— BEGIN Material shown —
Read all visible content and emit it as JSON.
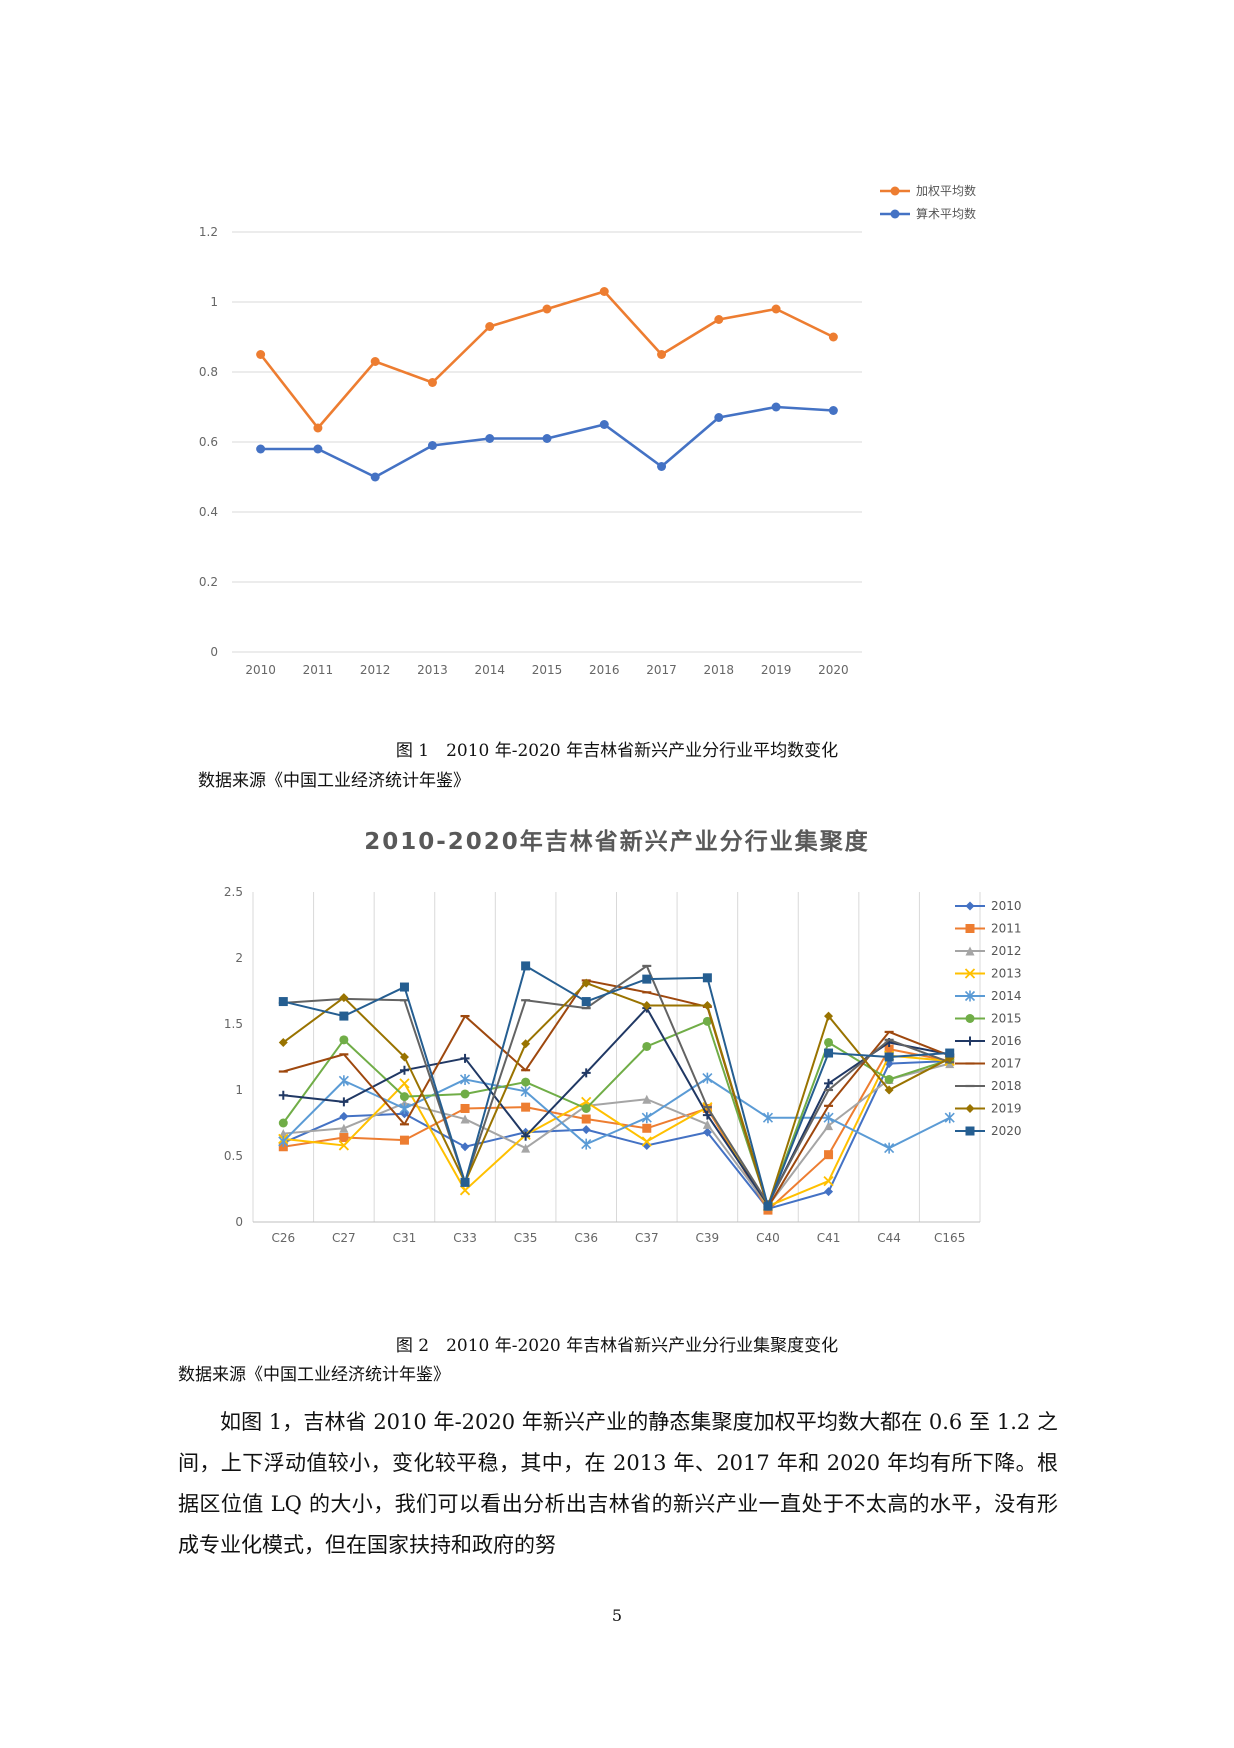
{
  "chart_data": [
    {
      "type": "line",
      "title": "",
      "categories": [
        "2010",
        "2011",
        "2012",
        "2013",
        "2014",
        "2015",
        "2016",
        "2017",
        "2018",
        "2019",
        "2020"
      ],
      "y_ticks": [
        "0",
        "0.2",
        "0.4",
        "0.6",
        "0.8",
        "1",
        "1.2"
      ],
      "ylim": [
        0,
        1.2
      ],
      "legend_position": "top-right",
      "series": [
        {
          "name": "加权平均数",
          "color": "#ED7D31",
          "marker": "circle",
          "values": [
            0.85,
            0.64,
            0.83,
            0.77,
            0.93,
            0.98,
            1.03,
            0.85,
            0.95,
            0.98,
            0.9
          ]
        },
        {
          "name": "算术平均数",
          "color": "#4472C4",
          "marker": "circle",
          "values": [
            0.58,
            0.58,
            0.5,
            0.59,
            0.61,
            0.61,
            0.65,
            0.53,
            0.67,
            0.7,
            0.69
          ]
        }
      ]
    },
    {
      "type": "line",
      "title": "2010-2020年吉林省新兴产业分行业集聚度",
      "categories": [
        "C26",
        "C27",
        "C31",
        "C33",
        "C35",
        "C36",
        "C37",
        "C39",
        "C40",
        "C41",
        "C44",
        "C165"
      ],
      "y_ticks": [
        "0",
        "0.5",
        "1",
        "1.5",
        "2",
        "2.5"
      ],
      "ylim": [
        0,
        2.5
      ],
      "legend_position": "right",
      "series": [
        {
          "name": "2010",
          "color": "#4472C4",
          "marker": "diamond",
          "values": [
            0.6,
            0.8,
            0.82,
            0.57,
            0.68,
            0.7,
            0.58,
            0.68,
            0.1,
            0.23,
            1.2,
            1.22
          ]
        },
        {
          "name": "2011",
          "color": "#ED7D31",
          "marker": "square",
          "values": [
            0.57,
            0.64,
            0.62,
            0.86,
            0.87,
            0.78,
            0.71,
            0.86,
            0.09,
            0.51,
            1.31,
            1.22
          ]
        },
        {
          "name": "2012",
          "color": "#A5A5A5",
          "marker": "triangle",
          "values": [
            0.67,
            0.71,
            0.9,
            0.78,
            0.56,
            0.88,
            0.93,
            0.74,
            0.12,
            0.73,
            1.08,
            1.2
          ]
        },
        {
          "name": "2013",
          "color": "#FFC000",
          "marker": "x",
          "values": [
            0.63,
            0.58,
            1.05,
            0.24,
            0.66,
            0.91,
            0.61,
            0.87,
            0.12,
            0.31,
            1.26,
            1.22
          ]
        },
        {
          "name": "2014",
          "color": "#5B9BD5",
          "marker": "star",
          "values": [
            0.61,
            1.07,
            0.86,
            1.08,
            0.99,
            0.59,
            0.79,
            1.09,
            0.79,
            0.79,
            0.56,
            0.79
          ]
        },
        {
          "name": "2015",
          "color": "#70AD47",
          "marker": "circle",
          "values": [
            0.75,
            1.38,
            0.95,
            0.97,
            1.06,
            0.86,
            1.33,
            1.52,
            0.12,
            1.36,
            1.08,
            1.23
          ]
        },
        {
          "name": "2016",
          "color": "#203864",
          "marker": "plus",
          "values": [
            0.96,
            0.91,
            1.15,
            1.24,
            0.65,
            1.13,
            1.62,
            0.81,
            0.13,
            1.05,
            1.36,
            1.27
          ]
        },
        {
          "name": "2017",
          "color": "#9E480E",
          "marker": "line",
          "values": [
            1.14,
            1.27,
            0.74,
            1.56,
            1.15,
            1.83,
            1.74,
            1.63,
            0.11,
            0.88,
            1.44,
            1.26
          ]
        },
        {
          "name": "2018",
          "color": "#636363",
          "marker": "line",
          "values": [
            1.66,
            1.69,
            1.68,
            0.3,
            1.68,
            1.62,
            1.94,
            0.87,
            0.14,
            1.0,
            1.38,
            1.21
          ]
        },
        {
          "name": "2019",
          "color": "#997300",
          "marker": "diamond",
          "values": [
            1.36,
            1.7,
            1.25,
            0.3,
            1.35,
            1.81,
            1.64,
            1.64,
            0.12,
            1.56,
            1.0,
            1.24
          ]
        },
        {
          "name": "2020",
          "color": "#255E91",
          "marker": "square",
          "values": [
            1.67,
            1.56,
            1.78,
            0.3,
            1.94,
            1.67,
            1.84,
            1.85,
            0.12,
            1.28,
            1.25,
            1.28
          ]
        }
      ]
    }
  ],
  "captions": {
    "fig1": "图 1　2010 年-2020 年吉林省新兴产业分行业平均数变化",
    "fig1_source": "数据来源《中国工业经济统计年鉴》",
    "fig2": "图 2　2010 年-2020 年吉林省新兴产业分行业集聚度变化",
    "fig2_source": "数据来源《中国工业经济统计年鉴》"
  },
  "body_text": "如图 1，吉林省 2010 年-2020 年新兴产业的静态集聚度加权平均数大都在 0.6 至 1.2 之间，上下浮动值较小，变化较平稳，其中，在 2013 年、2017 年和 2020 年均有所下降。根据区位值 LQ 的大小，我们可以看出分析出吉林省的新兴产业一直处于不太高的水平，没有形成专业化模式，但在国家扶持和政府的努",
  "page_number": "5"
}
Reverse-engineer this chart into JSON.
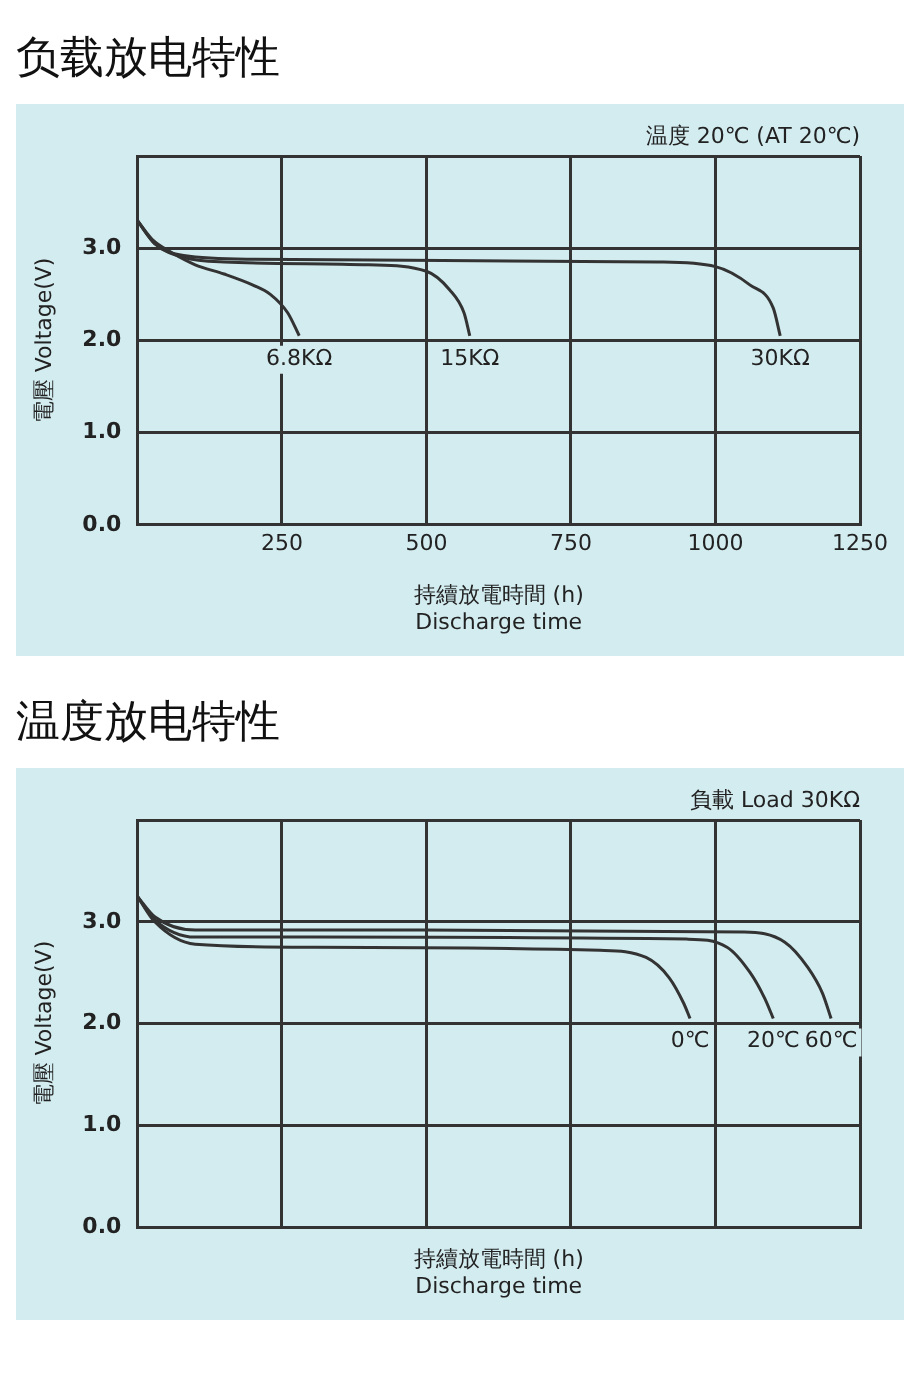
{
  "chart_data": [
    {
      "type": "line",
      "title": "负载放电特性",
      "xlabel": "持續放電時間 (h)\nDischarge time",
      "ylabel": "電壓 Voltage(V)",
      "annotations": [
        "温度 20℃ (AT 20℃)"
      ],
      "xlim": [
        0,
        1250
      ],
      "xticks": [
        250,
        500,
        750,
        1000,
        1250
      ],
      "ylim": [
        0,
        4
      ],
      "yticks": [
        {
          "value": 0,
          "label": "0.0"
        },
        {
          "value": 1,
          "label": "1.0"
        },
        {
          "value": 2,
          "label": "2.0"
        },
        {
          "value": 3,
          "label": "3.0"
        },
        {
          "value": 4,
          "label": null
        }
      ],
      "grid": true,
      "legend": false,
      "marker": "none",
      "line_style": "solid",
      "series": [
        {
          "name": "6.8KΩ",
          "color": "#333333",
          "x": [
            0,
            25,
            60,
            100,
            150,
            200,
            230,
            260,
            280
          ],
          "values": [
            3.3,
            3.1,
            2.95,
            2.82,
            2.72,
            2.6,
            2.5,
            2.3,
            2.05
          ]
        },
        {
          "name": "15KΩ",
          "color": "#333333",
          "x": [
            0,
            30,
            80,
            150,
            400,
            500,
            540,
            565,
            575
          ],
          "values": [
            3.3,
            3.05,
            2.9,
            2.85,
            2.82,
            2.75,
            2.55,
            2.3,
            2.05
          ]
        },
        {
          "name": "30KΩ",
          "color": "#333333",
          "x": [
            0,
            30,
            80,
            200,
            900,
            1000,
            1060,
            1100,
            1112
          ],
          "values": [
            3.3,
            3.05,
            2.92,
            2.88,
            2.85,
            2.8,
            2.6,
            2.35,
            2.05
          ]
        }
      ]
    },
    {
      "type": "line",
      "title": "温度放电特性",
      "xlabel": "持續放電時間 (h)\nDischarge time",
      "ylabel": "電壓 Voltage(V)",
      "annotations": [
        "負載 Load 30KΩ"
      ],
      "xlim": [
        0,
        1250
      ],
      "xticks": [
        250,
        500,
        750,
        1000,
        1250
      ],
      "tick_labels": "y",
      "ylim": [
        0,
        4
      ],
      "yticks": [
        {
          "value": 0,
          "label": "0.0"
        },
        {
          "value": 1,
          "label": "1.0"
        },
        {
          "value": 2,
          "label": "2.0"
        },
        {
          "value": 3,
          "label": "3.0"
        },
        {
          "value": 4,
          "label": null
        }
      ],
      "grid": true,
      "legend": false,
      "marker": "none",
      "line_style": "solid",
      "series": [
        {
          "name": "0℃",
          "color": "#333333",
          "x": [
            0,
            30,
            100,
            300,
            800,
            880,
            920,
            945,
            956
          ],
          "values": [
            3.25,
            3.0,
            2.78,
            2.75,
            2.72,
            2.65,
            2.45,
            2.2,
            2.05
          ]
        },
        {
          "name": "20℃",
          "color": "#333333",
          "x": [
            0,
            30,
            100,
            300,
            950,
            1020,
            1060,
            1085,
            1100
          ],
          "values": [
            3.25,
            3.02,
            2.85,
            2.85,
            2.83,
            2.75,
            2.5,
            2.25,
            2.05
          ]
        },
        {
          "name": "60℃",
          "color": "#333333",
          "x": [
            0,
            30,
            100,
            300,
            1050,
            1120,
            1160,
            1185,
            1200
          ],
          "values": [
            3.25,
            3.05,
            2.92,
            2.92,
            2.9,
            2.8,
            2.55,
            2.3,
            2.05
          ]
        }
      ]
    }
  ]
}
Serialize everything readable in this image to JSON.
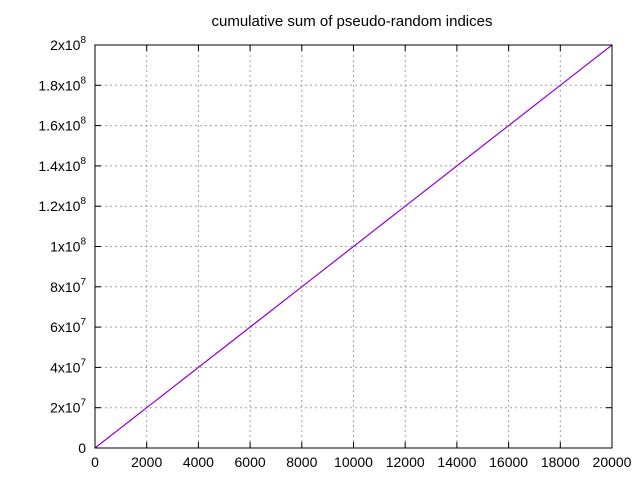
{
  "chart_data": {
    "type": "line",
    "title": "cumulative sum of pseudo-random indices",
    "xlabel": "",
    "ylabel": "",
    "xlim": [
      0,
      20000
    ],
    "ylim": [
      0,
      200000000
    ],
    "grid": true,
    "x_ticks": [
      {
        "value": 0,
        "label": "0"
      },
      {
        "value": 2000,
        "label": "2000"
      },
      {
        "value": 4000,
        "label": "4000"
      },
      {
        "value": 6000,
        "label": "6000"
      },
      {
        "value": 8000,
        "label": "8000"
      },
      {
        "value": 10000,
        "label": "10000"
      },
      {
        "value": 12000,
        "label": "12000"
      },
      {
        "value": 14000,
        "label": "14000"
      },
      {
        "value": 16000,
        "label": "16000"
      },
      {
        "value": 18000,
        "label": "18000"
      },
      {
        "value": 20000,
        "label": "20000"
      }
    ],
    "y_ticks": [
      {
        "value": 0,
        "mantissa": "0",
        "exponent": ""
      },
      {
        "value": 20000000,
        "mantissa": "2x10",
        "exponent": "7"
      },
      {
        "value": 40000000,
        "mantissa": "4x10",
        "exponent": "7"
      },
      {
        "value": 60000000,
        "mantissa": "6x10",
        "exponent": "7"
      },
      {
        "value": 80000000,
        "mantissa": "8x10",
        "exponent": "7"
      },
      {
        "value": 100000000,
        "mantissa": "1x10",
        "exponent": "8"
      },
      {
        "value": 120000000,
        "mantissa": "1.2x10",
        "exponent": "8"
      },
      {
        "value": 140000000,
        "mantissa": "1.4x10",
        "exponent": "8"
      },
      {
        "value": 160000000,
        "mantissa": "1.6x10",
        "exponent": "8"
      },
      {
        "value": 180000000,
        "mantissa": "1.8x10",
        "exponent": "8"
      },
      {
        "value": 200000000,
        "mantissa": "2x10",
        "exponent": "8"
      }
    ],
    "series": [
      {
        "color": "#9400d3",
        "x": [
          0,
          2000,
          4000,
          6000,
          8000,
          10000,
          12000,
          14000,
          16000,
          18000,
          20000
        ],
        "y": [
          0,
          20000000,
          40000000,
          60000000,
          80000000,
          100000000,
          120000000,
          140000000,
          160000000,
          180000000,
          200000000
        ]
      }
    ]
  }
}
— END Material shown —
** Problem **
Copy all lines in the listing above where the string "中国工业经济统计年鉴" appears.

** Result **
    "fig1_source": "数据来源《中国工业经济统计年鉴》",
    "fig2_source": "数据来源《中国工业经济统计年鉴》"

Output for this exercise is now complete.